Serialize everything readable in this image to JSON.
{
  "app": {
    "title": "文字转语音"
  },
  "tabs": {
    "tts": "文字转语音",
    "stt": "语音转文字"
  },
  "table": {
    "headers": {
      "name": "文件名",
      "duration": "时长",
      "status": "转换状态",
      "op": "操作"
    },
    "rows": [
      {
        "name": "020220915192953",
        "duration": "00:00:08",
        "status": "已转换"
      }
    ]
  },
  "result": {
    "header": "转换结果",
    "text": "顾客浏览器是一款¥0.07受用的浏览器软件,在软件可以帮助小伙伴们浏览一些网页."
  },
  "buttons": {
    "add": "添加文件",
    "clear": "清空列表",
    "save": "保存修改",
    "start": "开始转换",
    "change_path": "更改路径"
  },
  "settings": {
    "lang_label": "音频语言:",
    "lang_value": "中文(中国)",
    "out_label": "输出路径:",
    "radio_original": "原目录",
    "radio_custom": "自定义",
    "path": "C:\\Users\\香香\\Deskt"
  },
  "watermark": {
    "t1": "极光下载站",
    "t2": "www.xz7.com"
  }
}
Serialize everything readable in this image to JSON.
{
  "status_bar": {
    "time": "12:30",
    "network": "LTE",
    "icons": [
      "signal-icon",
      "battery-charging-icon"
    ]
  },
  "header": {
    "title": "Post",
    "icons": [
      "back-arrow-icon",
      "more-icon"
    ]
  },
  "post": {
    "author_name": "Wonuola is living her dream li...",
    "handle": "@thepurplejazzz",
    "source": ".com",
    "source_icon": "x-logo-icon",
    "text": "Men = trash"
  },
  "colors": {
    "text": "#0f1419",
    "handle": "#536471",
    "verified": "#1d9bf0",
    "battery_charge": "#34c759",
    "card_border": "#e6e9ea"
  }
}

|---|

# [Short task]
Write out every record verbatim.

# [Response]
Serialize everything readable in this image to JSON.
{
  "app": {
    "title": "文字转语音"
  },
  "tabs": {
    "tts": "文字转语音",
    "stt": "语音转文字"
  },
  "table": {
    "headers": {
      "name": "文件名",
      "duration": "时长",
      "status": "转换状态",
      "op": "操作"
    },
    "rows": [
      {
        "name": "020220915192953",
        "duration": "00:00:08",
        "status": "已转换"
      }
    ]
  },
  "result": {
    "header": "转换结果",
    "text": "顾客浏览器是一款¥0.07受用的浏览器软件,在软件可以帮助小伙伴们浏览一些网页."
  },
  "buttons": {
    "add": "添加文件",
    "clear": "清空列表",
    "save": "保存修改",
    "start": "开始转换",
    "change_path": "更改路径"
  },
  "settings": {
    "lang_label": "音频语言:",
    "lang_value": "中文(中国)",
    "out_label": "输出路径:",
    "radio_original": "原目录",
    "radio_custom": "自定义",
    "path": "C:\\Users\\香香\\Deskt"
  },
  "watermark": {
    "t1": "极光下载站",
    "t2": "www.xz7.com"
  }
}
Serialize everything readable in this image to JSON.
{
  "status_bar": {
    "time": "12:30",
    "network": "LTE",
    "icons": [
      "signal-icon",
      "battery-charging-icon"
    ]
  },
  "header": {
    "title": "Post",
    "icons": [
      "back-arrow-icon",
      "more-icon"
    ]
  },
  "post": {
    "author_name": "Wonuola is living her dream li...",
    "handle": "@thepurplejazzz",
    "source": ".com",
    "source_icon": "x-logo-icon",
    "text": "Men = trash"
  },
  "colors": {
    "text": "#0f1419",
    "handle": "#536471",
    "verified": "#1d9bf0",
    "battery_charge": "#34c759",
    "card_border": "#e6e9ea"
  }
}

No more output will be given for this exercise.